═════ DATA FOR THIS TASK ═════
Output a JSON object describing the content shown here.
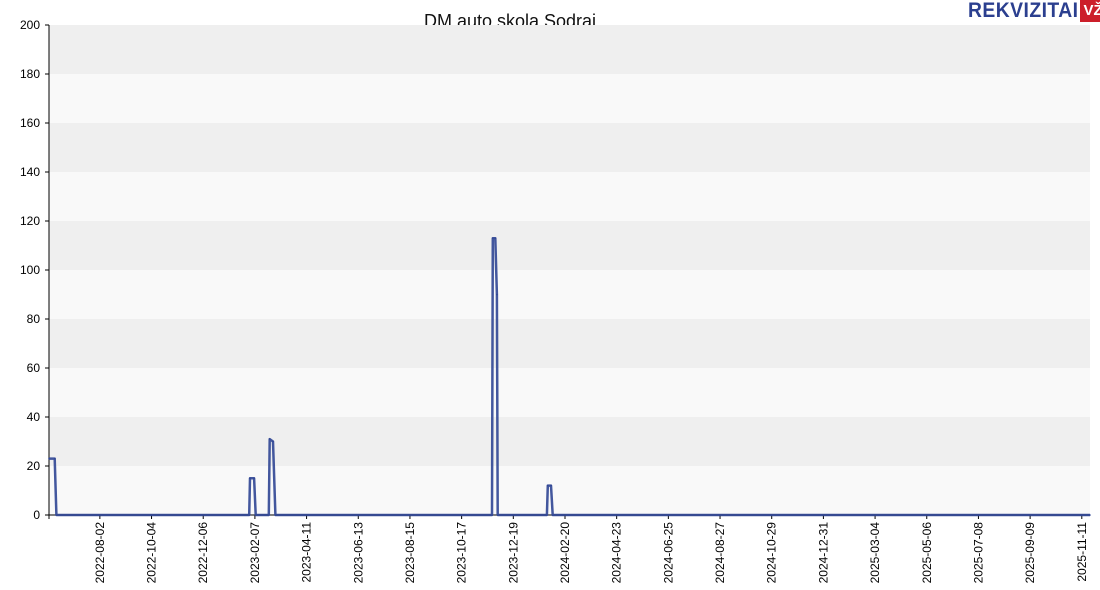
{
  "logo": {
    "text": "REKVIZITAI",
    "badge": "VŽ"
  },
  "chart_data": {
    "type": "line",
    "title": "DM auto skola Sodrai",
    "xlabel": "",
    "ylabel": "",
    "ylim": [
      0,
      200
    ],
    "yticks": [
      0,
      20,
      40,
      60,
      80,
      100,
      120,
      140,
      160,
      180,
      200
    ],
    "xlim": [
      "2022-06-01",
      "2025-11-21"
    ],
    "xticks": [
      "2022-08-02",
      "2022-10-04",
      "2022-12-06",
      "2023-02-07",
      "2023-04-11",
      "2023-06-13",
      "2023-08-15",
      "2023-10-17",
      "2023-12-19",
      "2024-02-20",
      "2024-04-23",
      "2024-06-25",
      "2024-08-27",
      "2024-10-29",
      "2024-12-31",
      "2025-03-04",
      "2025-05-06",
      "2025-07-08",
      "2025-09-09",
      "2025-11-11"
    ],
    "grid": "horizontal bands",
    "colors": {
      "line": "#2f4594",
      "band_light": "#f9f9f9",
      "band_dark": "#efefef"
    },
    "series": [
      {
        "points": [
          [
            "2022-06-01",
            23
          ],
          [
            "2022-06-08",
            23
          ],
          [
            "2022-06-10",
            0
          ],
          [
            "2023-01-31",
            0
          ],
          [
            "2023-02-01",
            15
          ],
          [
            "2023-02-06",
            15
          ],
          [
            "2023-02-08",
            0
          ],
          [
            "2023-02-24",
            0
          ],
          [
            "2023-02-25",
            31
          ],
          [
            "2023-03-01",
            30
          ],
          [
            "2023-03-04",
            0
          ],
          [
            "2023-11-23",
            0
          ],
          [
            "2023-11-24",
            113
          ],
          [
            "2023-11-27",
            113
          ],
          [
            "2023-11-29",
            90
          ],
          [
            "2023-11-30",
            0
          ],
          [
            "2024-01-29",
            0
          ],
          [
            "2024-01-30",
            12
          ],
          [
            "2024-02-03",
            12
          ],
          [
            "2024-02-05",
            0
          ],
          [
            "2025-11-21",
            0
          ]
        ]
      }
    ]
  }
}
═════
EXERCISE TASK
Using the data above, print every line exactly, omitting pictures.

RESULT OF THIS TASK
Output a JSON object describing the content shown here.
{
  "logo": {
    "text": "REKVIZITAI",
    "badge": "VŽ"
  },
  "chart_data": {
    "type": "line",
    "title": "DM auto skola Sodrai",
    "xlabel": "",
    "ylabel": "",
    "ylim": [
      0,
      200
    ],
    "yticks": [
      0,
      20,
      40,
      60,
      80,
      100,
      120,
      140,
      160,
      180,
      200
    ],
    "xlim": [
      "2022-06-01",
      "2025-11-21"
    ],
    "xticks": [
      "2022-08-02",
      "2022-10-04",
      "2022-12-06",
      "2023-02-07",
      "2023-04-11",
      "2023-06-13",
      "2023-08-15",
      "2023-10-17",
      "2023-12-19",
      "2024-02-20",
      "2024-04-23",
      "2024-06-25",
      "2024-08-27",
      "2024-10-29",
      "2024-12-31",
      "2025-03-04",
      "2025-05-06",
      "2025-07-08",
      "2025-09-09",
      "2025-11-11"
    ],
    "grid": "horizontal bands",
    "colors": {
      "line": "#2f4594",
      "band_light": "#f9f9f9",
      "band_dark": "#efefef"
    },
    "series": [
      {
        "points": [
          [
            "2022-06-01",
            23
          ],
          [
            "2022-06-08",
            23
          ],
          [
            "2022-06-10",
            0
          ],
          [
            "2023-01-31",
            0
          ],
          [
            "2023-02-01",
            15
          ],
          [
            "2023-02-06",
            15
          ],
          [
            "2023-02-08",
            0
          ],
          [
            "2023-02-24",
            0
          ],
          [
            "2023-02-25",
            31
          ],
          [
            "2023-03-01",
            30
          ],
          [
            "2023-03-04",
            0
          ],
          [
            "2023-11-23",
            0
          ],
          [
            "2023-11-24",
            113
          ],
          [
            "2023-11-27",
            113
          ],
          [
            "2023-11-29",
            90
          ],
          [
            "2023-11-30",
            0
          ],
          [
            "2024-01-29",
            0
          ],
          [
            "2024-01-30",
            12
          ],
          [
            "2024-02-03",
            12
          ],
          [
            "2024-02-05",
            0
          ],
          [
            "2025-11-21",
            0
          ]
        ]
      }
    ]
  }
}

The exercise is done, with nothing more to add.